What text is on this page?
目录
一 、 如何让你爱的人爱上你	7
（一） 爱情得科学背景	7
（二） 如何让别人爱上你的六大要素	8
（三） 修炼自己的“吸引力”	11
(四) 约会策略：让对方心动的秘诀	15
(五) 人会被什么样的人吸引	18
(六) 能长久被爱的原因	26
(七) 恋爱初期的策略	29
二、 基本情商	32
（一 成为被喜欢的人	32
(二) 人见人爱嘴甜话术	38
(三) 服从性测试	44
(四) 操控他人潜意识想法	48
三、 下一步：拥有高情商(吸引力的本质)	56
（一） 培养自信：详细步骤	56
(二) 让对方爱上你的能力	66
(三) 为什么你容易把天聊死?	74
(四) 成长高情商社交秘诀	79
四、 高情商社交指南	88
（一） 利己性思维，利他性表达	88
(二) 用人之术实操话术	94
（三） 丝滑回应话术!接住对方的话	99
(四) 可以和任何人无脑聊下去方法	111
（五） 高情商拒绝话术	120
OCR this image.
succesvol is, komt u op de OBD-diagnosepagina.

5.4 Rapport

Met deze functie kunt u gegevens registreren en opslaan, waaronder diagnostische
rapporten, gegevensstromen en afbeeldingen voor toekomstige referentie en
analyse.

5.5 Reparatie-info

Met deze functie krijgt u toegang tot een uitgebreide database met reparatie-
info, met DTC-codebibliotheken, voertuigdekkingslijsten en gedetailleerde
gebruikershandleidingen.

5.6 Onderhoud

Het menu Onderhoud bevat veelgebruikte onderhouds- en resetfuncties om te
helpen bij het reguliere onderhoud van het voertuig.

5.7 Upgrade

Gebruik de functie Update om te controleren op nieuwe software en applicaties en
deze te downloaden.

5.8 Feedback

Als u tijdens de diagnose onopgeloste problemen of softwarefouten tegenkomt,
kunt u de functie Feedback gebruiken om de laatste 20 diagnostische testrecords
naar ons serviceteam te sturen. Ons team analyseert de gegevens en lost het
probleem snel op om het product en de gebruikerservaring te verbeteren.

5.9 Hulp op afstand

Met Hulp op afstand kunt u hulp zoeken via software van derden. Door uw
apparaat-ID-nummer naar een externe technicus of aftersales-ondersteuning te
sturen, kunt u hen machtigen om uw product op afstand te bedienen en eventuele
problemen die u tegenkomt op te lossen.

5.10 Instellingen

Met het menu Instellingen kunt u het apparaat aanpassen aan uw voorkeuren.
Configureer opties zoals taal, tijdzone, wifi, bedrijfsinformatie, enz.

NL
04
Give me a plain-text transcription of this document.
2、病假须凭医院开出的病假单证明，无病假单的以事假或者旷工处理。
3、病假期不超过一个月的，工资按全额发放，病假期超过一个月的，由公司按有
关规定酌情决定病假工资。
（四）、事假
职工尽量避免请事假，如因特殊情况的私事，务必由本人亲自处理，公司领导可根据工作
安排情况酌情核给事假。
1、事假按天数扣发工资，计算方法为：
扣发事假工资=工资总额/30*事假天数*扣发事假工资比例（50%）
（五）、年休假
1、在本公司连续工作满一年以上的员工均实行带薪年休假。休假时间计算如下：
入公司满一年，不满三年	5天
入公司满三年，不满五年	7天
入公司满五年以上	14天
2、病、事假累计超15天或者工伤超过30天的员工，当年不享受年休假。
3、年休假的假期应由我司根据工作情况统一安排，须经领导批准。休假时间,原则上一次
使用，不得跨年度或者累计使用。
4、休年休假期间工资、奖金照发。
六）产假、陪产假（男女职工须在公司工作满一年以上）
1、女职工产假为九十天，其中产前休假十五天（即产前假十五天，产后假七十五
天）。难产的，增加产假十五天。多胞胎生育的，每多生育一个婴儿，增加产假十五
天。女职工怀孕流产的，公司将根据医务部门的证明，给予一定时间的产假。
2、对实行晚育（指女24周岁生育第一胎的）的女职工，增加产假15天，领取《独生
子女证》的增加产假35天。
---+---
Return all of the data word for word.

What text is on this page?
目录
一 、 如何让你爱的人爱上你	7
（一） 爱情得科学背景	7
（二） 如何让别人爱上你的六大要素	8
（三） 修炼自己的“吸引力”	11
(四) 约会策略：让对方心动的秘诀	15
(五) 人会被什么样的人吸引	18
(六) 能长久被爱的原因	26
(七) 恋爱初期的策略	29
二、 基本情商	32
（一 成为被喜欢的人	32
(二) 人见人爱嘴甜话术	38
(三) 服从性测试	44
(四) 操控他人潜意识想法	48
三、 下一步：拥有高情商(吸引力的本质)	56
（一） 培养自信：详细步骤	56
(二) 让对方爱上你的能力	66
(三) 为什么你容易把天聊死?	74
(四) 成长高情商社交秘诀	79
四、 高情商社交指南	88
（一） 利己性思维，利他性表达	88
(二) 用人之术实操话术	94
（三） 丝滑回应话术!接住对方的话	99
(四) 可以和任何人无脑聊下去方法	111
（五） 高情商拒绝话术	120
OCR this image.
succesvol is, komt u op de OBD-diagnosepagina.

5.4 Rapport

Met deze functie kunt u gegevens registreren en opslaan, waaronder diagnostische
rapporten, gegevensstromen en afbeeldingen voor toekomstige referentie en
analyse.

5.5 Reparatie-info

Met deze functie krijgt u toegang tot een uitgebreide database met reparatie-
info, met DTC-codebibliotheken, voertuigdekkingslijsten en gedetailleerde
gebruikershandleidingen.

5.6 Onderhoud

Het menu Onderhoud bevat veelgebruikte onderhouds- en resetfuncties om te
helpen bij het reguliere onderhoud van het voertuig.

5.7 Upgrade

Gebruik de functie Update om te controleren op nieuwe software en applicaties en
deze te downloaden.

5.8 Feedback

Als u tijdens de diagnose onopgeloste problemen of softwarefouten tegenkomt,
kunt u de functie Feedback gebruiken om de laatste 20 diagnostische testrecords
naar ons serviceteam te sturen. Ons team analyseert de gegevens en lost het
probleem snel op om het product en de gebruikerservaring te verbeteren.

5.9 Hulp op afstand

Met Hulp op afstand kunt u hulp zoeken via software van derden. Door uw
apparaat-ID-nummer naar een externe technicus of aftersales-ondersteuning te
sturen, kunt u hen machtigen om uw product op afstand te bedienen en eventuele
problemen die u tegenkomt op te lossen.

5.10 Instellingen

Met het menu Instellingen kunt u het apparaat aanpassen aan uw voorkeuren.
Configureer opties zoals taal, tijdzone, wifi, bedrijfsinformatie, enz.

NL
04
Give me a plain-text transcription of this document.
2、病假须凭医院开出的病假单证明，无病假单的以事假或者旷工处理。
3、病假期不超过一个月的，工资按全额发放，病假期超过一个月的，由公司按有
关规定酌情决定病假工资。
（四）、事假
职工尽量避免请事假，如因特殊情况的私事，务必由本人亲自处理，公司领导可根据工作
安排情况酌情核给事假。
1、事假按天数扣发工资，计算方法为：
扣发事假工资=工资总额/30*事假天数*扣发事假工资比例（50%）
（五）、年休假
1、在本公司连续工作满一年以上的员工均实行带薪年休假。休假时间计算如下：
入公司满一年，不满三年	5天
入公司满三年，不满五年	7天
入公司满五年以上	14天
2、病、事假累计超15天或者工伤超过30天的员工，当年不享受年休假。
3、年休假的假期应由我司根据工作情况统一安排，须经领导批准。休假时间,原则上一次
使用，不得跨年度或者累计使用。
4、休年休假期间工资、奖金照发。
六）产假、陪产假（男女职工须在公司工作满一年以上）
1、女职工产假为九十天，其中产前休假十五天（即产前假十五天，产后假七十五
天）。难产的，增加产假十五天。多胞胎生育的，每多生育一个婴儿，增加产假十五
天。女职工怀孕流产的，公司将根据医务部门的证明，给予一定时间的产假。
2、对实行晚育（指女24周岁生育第一胎的）的女职工，增加产假15天，领取《独生
子女证》的增加产假35天。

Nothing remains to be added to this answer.